**WHAT IS REQUIRED:**
Could you write out, word for word, the lines of the listing between the line holding "day-cell: .. <box>659 440 764 522</box>" and the line holding "day-cell: 2Sunrise: 5:09", inclusive?

**EXERCISE MATERIAL:**
------------------------
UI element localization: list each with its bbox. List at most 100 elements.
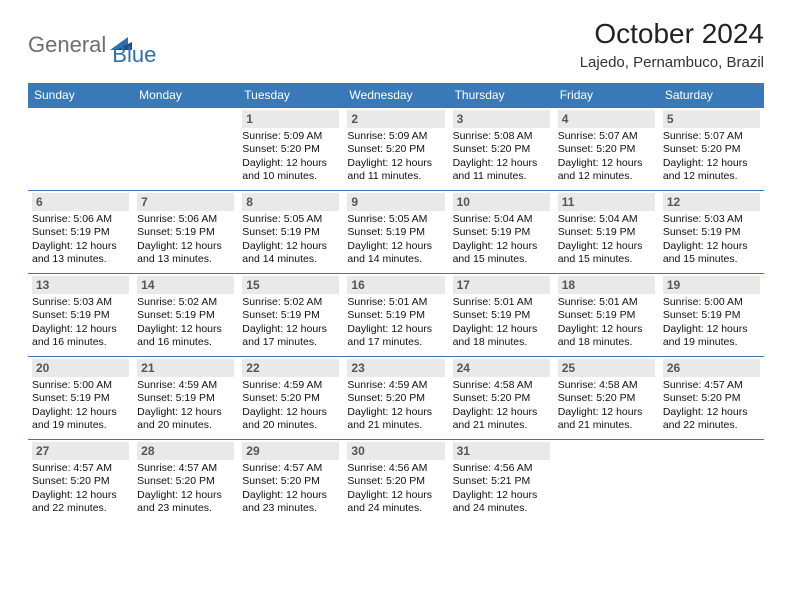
day-cell: .. <box>659 440 764 522</box>
day-number: 30 <box>347 442 444 460</box>
day-cell: 17 Sunrise: 5:01 AMSunset: 5:19 PMDayligh… <box>449 274 554 356</box>
day-number: 6 <box>32 193 129 211</box>
dow-cell: Wednesday <box>343 84 448 107</box>
day-body: Sunrise: 5:00 AMSunset: 5:19 PMDaylight:… <box>32 379 129 433</box>
day-number: 16 <box>347 276 444 294</box>
day-body: Sunrise: 4:57 AMSunset: 5:20 PMDaylight:… <box>242 462 339 516</box>
month-title: October 2024 <box>580 18 764 50</box>
day-cell: 7 Sunrise: 5:06 AMSunset: 5:19 PMDaylight… <box>133 191 238 273</box>
day-number: 11 <box>558 193 655 211</box>
day-body: Sunrise: 5:02 AMSunset: 5:19 PMDaylight:… <box>137 296 234 350</box>
day-number: 22 <box>242 359 339 377</box>
day-cell: 30 Sunrise: 4:56 AMSunset: 5:20 PMDayligh… <box>343 440 448 522</box>
day-body: Sunrise: 5:01 AMSunset: 5:19 PMDaylight:… <box>453 296 550 350</box>
day-cell: 20 Sunrise: 5:00 AMSunset: 5:19 PMDayligh… <box>28 357 133 439</box>
day-number: 20 <box>32 359 129 377</box>
day-body: Sunrise: 5:01 AMSunset: 5:19 PMDaylight:… <box>558 296 655 350</box>
day-body: Sunrise: 5:05 AMSunset: 5:19 PMDaylight:… <box>242 213 339 267</box>
day-body: Sunrise: 4:57 AMSunset: 5:20 PMDaylight:… <box>137 462 234 516</box>
day-number: 7 <box>137 193 234 211</box>
day-cell: 2Sunrise: 5:09 AMSunset: 5:20 PMDaylight… <box>343 108 448 190</box>
day-cell: 3 Sunrise: 5:08 AMSunset: 5:20 PMDaylight… <box>449 108 554 190</box>
brand-blue: Blue <box>112 22 156 68</box>
day-number: 12 <box>663 193 760 211</box>
day-number: 21 <box>137 359 234 377</box>
day-number: 31 <box>453 442 550 460</box>
dow-cell: Tuesday <box>238 84 343 107</box>
title-block: October 2024 Lajedo, Pernambuco, Brazil <box>580 18 764 71</box>
day-body: Sunrise: 5:05 AMSunset: 5:19 PMDaylight:… <box>347 213 444 267</box>
brand-logo: General Blue <box>28 18 156 68</box>
day-body: Sunrise: 5:08 AMSunset: 5:20 PMDaylight:… <box>453 130 550 184</box>
day-number: 10 <box>453 193 550 211</box>
day-cell: 9 Sunrise: 5:05 AMSunset: 5:19 PMDaylight… <box>343 191 448 273</box>
day-body: Sunrise: 5:04 AMSunset: 5:19 PMDaylight:… <box>558 213 655 267</box>
day-body: Sunrise: 4:58 AMSunset: 5:20 PMDaylight:… <box>558 379 655 433</box>
day-body: Sunrise: 5:09 AMSunset: 5:20 PMDaylight:… <box>347 130 444 184</box>
week-row: 27 Sunrise: 4:57 AMSunset: 5:20 PMDayligh… <box>28 439 764 522</box>
brand-general: General <box>28 32 106 58</box>
day-cell: 23 Sunrise: 4:59 AMSunset: 5:20 PMDayligh… <box>343 357 448 439</box>
week-row: 20 Sunrise: 5:00 AMSunset: 5:19 PMDayligh… <box>28 356 764 439</box>
day-body: Sunrise: 5:07 AMSunset: 5:20 PMDaylight:… <box>663 130 760 184</box>
day-number: 25 <box>558 359 655 377</box>
dow-header-row: SundayMondayTuesdayWednesdayThursdayFrid… <box>28 84 764 107</box>
day-number: 15 <box>242 276 339 294</box>
day-number: 17 <box>453 276 550 294</box>
day-body: Sunrise: 5:04 AMSunset: 5:19 PMDaylight:… <box>453 213 550 267</box>
day-number: 4 <box>558 110 655 128</box>
day-cell: 1Sunrise: 5:09 AMSunset: 5:20 PMDaylight… <box>238 108 343 190</box>
day-body: Sunrise: 5:09 AMSunset: 5:20 PMDaylight:… <box>242 130 339 184</box>
day-cell: 28Sunrise: 4:57 AMSunset: 5:20 PMDayligh… <box>133 440 238 522</box>
day-number: 9 <box>347 193 444 211</box>
day-number: 26 <box>663 359 760 377</box>
day-cell: 5Sunrise: 5:07 AMSunset: 5:20 PMDaylight… <box>659 108 764 190</box>
day-cell: 24 Sunrise: 4:58 AMSunset: 5:20 PMDayligh… <box>449 357 554 439</box>
dow-cell: Thursday <box>449 84 554 107</box>
week-row: 13Sunrise: 5:03 AMSunset: 5:19 PMDayligh… <box>28 273 764 356</box>
day-number: 14 <box>137 276 234 294</box>
day-cell: 11 Sunrise: 5:04 AMSunset: 5:19 PMDayligh… <box>554 191 659 273</box>
day-cell: 8 Sunrise: 5:05 AMSunset: 5:19 PMDaylight… <box>238 191 343 273</box>
day-cell: 10 Sunrise: 5:04 AMSunset: 5:19 PMDayligh… <box>449 191 554 273</box>
day-cell: 6 Sunrise: 5:06 AMSunset: 5:19 PMDaylight… <box>28 191 133 273</box>
dow-cell: Sunday <box>28 84 133 107</box>
day-number: 3 <box>453 110 550 128</box>
day-cell: 22Sunrise: 4:59 AMSunset: 5:20 PMDayligh… <box>238 357 343 439</box>
day-cell: 4Sunrise: 5:07 AMSunset: 5:20 PMDaylight… <box>554 108 659 190</box>
day-cell: 25 Sunrise: 4:58 AMSunset: 5:20 PMDayligh… <box>554 357 659 439</box>
day-cell: 12 Sunrise: 5:03 AMSunset: 5:19 PMDayligh… <box>659 191 764 273</box>
day-number: 8 <box>242 193 339 211</box>
day-cell: 26Sunrise: 4:57 AMSunset: 5:20 PMDayligh… <box>659 357 764 439</box>
day-cell: 14 Sunrise: 5:02 AMSunset: 5:19 PMDayligh… <box>133 274 238 356</box>
weeks-container: ....1Sunrise: 5:09 AMSunset: 5:20 PMDayl… <box>28 107 764 522</box>
day-number: 24 <box>453 359 550 377</box>
day-body: Sunrise: 5:06 AMSunset: 5:19 PMDaylight:… <box>32 213 129 267</box>
day-number: 29 <box>242 442 339 460</box>
day-number: 18 <box>558 276 655 294</box>
week-row: 6 Sunrise: 5:06 AMSunset: 5:19 PMDaylight… <box>28 190 764 273</box>
dow-cell: Friday <box>554 84 659 107</box>
day-cell: .. <box>133 108 238 190</box>
day-body: Sunrise: 5:00 AMSunset: 5:19 PMDaylight:… <box>663 296 760 350</box>
day-body: Sunrise: 4:59 AMSunset: 5:20 PMDaylight:… <box>347 379 444 433</box>
day-body: Sunrise: 5:03 AMSunset: 5:19 PMDaylight:… <box>663 213 760 267</box>
day-cell: 27 Sunrise: 4:57 AMSunset: 5:20 PMDayligh… <box>28 440 133 522</box>
day-cell: .. <box>554 440 659 522</box>
day-number: 27 <box>32 442 129 460</box>
header: General Blue October 2024 Lajedo, Pernam… <box>28 18 764 71</box>
day-number: 23 <box>347 359 444 377</box>
dow-cell: Saturday <box>659 84 764 107</box>
day-cell: 15 Sunrise: 5:02 AMSunset: 5:19 PMDayligh… <box>238 274 343 356</box>
day-body: Sunrise: 4:57 AMSunset: 5:20 PMDaylight:… <box>32 462 129 516</box>
day-body: Sunrise: 5:06 AMSunset: 5:19 PMDaylight:… <box>137 213 234 267</box>
day-body: Sunrise: 4:58 AMSunset: 5:20 PMDaylight:… <box>453 379 550 433</box>
day-number: 19 <box>663 276 760 294</box>
week-row: ....1Sunrise: 5:09 AMSunset: 5:20 PMDayl… <box>28 107 764 190</box>
day-cell: 19 Sunrise: 5:00 AMSunset: 5:19 PMDayligh… <box>659 274 764 356</box>
day-body: Sunrise: 4:56 AMSunset: 5:20 PMDaylight:… <box>347 462 444 516</box>
day-cell: 29 Sunrise: 4:57 AMSunset: 5:20 PMDayligh… <box>238 440 343 522</box>
day-body: Sunrise: 5:02 AMSunset: 5:19 PMDaylight:… <box>242 296 339 350</box>
calendar: SundayMondayTuesdayWednesdayThursdayFrid… <box>28 83 764 522</box>
day-cell: 18 Sunrise: 5:01 AMSunset: 5:19 PMDayligh… <box>554 274 659 356</box>
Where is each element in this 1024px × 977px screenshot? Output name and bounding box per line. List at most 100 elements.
------------------------
**RESULT FOR THIS EXERCISE:**
day-cell: .. <box>659 440 764 522</box>
day-number: 30 <box>347 442 444 460</box>
day-cell: 17 Sunrise: 5:01 AMSunset: 5:19 PMDayligh… <box>449 274 554 356</box>
day-number: 6 <box>32 193 129 211</box>
dow-cell: Wednesday <box>343 84 448 107</box>
day-body: Sunrise: 5:00 AMSunset: 5:19 PMDaylight:… <box>32 379 129 433</box>
day-number: 16 <box>347 276 444 294</box>
day-body: Sunrise: 4:57 AMSunset: 5:20 PMDaylight:… <box>242 462 339 516</box>
month-title: October 2024 <box>580 18 764 50</box>
day-cell: 7 Sunrise: 5:06 AMSunset: 5:19 PMDaylight… <box>133 191 238 273</box>
day-number: 11 <box>558 193 655 211</box>
day-body: Sunrise: 5:02 AMSunset: 5:19 PMDaylight:… <box>137 296 234 350</box>
day-number: 22 <box>242 359 339 377</box>
day-cell: 30 Sunrise: 4:56 AMSunset: 5:20 PMDayligh… <box>343 440 448 522</box>
day-body: Sunrise: 5:01 AMSunset: 5:19 PMDaylight:… <box>453 296 550 350</box>
day-cell: 20 Sunrise: 5:00 AMSunset: 5:19 PMDayligh… <box>28 357 133 439</box>
day-number: 20 <box>32 359 129 377</box>
day-body: Sunrise: 5:01 AMSunset: 5:19 PMDaylight:… <box>558 296 655 350</box>
day-body: Sunrise: 5:05 AMSunset: 5:19 PMDaylight:… <box>242 213 339 267</box>
day-body: Sunrise: 4:57 AMSunset: 5:20 PMDaylight:… <box>137 462 234 516</box>
day-number: 7 <box>137 193 234 211</box>
day-cell: 2Sunrise: 5:09 AMSunset: 5:20 PMDaylight… <box>343 108 448 190</box>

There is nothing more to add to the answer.